[Records from a collection]
----
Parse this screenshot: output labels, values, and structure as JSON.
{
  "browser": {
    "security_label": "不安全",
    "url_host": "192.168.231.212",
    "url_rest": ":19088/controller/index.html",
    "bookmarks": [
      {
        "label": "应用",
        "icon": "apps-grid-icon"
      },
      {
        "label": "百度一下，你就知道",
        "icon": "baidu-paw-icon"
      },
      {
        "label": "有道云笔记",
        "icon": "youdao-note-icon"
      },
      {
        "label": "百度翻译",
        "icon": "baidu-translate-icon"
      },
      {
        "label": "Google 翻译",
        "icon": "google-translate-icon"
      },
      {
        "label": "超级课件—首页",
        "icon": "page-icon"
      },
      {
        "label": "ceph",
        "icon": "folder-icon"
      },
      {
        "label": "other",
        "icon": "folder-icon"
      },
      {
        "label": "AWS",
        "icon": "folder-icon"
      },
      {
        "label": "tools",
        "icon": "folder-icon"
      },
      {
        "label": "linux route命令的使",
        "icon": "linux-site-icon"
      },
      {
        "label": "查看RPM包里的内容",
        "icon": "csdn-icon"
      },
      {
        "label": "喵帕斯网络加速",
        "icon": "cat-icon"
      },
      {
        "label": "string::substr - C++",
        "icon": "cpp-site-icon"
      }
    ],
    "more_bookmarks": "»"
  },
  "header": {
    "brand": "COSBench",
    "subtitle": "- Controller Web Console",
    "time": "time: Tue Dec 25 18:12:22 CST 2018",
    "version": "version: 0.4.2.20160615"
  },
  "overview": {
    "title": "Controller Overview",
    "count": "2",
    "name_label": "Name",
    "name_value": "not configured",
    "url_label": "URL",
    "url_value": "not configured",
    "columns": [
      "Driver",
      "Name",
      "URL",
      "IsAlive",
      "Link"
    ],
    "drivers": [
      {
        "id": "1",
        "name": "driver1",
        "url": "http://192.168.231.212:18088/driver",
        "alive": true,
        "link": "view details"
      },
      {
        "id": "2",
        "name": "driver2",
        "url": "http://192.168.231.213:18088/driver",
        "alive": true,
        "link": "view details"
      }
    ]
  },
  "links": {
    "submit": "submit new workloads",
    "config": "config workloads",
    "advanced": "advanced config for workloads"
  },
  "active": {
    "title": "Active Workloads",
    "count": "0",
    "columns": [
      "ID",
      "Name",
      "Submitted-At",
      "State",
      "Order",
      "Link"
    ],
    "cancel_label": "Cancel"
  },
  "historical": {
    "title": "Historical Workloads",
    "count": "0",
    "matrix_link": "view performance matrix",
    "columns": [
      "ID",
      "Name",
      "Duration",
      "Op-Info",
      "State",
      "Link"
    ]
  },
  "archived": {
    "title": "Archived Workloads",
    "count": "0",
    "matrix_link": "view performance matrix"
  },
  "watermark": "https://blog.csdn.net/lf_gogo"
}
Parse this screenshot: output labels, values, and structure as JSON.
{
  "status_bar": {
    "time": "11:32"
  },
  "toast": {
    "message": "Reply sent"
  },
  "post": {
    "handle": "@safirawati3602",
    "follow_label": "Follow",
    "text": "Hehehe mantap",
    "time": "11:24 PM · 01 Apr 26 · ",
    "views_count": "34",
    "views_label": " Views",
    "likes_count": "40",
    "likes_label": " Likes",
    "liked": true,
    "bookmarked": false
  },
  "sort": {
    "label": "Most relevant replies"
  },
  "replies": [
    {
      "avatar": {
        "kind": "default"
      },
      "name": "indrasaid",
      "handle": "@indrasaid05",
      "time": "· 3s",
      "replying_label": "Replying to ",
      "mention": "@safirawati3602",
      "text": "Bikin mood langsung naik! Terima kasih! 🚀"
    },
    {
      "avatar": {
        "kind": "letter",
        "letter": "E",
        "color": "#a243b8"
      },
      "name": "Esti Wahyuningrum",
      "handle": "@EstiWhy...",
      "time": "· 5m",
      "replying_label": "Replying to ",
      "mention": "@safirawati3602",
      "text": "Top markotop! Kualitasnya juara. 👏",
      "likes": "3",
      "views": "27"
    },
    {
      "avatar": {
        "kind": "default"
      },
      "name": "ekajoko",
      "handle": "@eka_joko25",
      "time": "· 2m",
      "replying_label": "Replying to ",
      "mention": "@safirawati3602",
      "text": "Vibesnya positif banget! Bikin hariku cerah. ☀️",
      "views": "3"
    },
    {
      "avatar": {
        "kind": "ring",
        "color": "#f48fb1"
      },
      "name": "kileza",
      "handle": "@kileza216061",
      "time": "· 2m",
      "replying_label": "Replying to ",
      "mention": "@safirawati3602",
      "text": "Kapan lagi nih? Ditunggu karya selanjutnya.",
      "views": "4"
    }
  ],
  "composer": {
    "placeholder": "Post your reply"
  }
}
----
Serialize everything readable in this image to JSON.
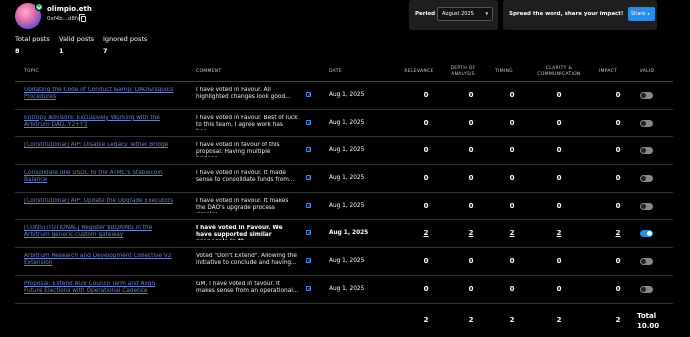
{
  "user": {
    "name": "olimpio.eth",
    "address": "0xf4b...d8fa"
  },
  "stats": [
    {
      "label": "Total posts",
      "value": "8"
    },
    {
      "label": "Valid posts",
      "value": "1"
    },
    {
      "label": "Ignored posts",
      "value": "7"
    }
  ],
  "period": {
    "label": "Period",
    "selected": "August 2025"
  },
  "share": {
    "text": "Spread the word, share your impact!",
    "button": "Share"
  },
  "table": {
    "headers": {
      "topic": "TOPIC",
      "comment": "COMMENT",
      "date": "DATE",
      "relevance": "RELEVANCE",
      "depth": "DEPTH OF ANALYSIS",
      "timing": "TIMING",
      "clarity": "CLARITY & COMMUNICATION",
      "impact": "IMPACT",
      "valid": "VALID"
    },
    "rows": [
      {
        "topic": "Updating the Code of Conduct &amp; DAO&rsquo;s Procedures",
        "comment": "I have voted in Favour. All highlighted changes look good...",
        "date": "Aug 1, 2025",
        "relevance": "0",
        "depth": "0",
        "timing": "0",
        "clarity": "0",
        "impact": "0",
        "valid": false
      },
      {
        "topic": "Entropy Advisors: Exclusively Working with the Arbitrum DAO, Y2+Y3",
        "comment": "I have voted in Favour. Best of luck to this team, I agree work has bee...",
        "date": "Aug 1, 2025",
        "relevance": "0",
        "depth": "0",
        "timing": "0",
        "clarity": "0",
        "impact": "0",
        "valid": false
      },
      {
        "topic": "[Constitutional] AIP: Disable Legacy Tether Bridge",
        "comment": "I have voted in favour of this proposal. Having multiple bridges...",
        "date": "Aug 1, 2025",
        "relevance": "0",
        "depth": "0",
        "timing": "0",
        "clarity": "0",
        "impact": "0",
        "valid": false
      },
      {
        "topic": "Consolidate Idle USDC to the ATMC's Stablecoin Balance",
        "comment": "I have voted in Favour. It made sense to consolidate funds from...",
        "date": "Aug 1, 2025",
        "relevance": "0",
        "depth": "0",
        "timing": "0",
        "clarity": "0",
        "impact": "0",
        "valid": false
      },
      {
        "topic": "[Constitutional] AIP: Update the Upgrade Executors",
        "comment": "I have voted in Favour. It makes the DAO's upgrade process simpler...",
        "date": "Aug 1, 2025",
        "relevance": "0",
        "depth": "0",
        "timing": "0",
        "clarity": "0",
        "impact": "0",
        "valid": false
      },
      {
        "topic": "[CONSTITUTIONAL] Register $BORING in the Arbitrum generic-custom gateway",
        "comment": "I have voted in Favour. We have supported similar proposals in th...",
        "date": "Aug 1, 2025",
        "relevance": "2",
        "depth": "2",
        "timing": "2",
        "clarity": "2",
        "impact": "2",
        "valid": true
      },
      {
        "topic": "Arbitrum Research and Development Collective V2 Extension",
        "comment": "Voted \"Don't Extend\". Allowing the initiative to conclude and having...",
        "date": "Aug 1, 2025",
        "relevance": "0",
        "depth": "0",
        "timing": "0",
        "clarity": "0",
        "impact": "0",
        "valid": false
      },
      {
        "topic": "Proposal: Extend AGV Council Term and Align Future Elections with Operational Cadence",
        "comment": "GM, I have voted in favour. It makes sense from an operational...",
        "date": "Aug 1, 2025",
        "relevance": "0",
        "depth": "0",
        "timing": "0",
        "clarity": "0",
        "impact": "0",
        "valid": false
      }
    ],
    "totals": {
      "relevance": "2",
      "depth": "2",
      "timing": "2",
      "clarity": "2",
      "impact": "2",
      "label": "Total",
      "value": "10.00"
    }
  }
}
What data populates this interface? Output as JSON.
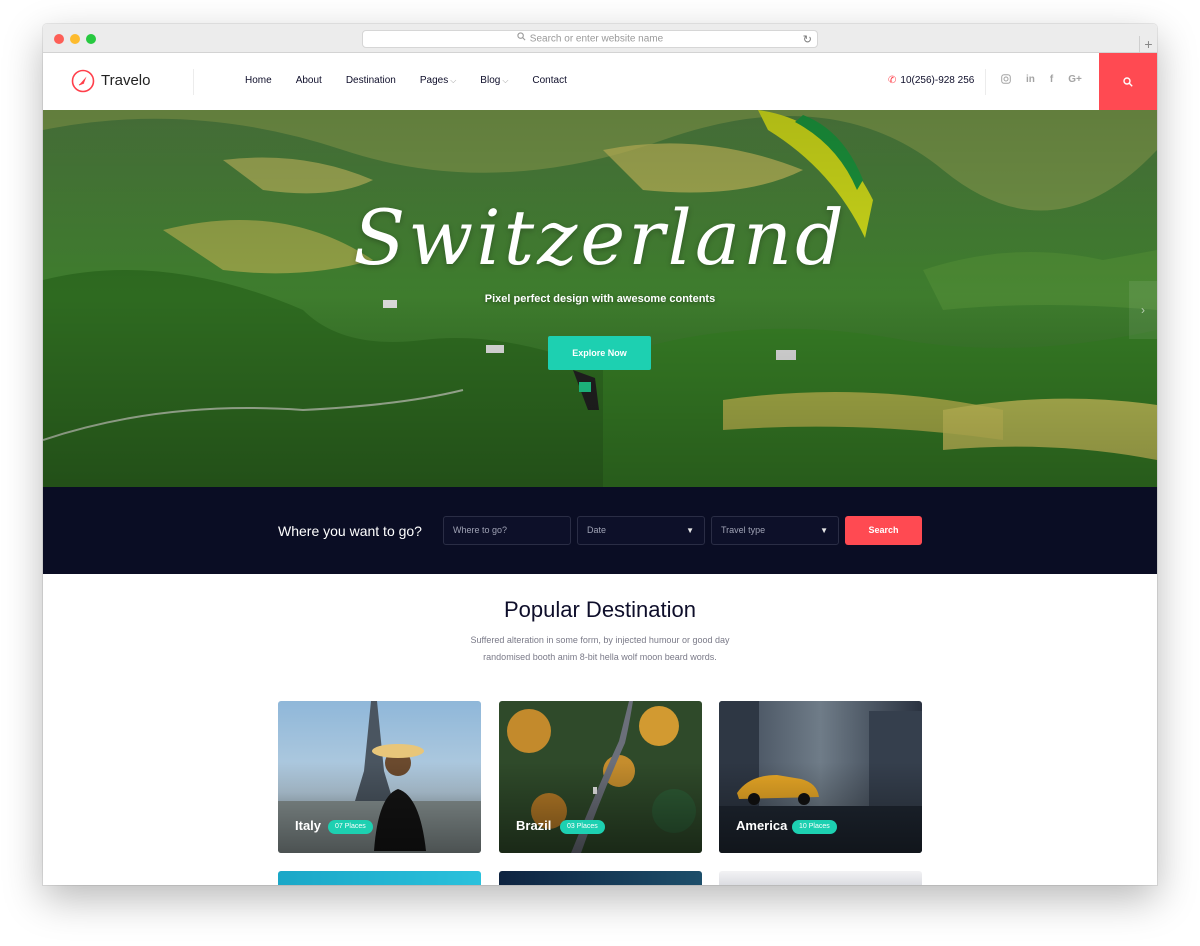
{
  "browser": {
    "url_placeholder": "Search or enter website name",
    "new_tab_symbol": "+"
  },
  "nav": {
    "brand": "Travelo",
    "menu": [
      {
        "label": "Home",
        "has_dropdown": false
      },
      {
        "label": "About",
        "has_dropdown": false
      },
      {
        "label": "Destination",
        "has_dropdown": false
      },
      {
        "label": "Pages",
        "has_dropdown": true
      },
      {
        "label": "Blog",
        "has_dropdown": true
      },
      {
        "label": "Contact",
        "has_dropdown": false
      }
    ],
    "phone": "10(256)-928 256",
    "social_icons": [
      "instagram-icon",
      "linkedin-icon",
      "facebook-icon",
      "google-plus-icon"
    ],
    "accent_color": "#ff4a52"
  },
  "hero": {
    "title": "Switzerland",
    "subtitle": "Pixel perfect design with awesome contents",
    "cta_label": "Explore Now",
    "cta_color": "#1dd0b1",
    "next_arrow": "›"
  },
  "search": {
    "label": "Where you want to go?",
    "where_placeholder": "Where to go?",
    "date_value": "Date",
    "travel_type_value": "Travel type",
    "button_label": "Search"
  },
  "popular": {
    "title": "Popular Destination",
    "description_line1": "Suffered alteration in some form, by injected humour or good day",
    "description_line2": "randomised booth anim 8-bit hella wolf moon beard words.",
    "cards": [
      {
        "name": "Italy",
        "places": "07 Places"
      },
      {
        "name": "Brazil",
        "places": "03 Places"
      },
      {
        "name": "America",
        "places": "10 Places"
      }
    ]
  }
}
----
§ **Task instructions**
In the entries above, some lines may contain the string "JSON"; report how many, without additional comment.

§ **Solution for this problem**
4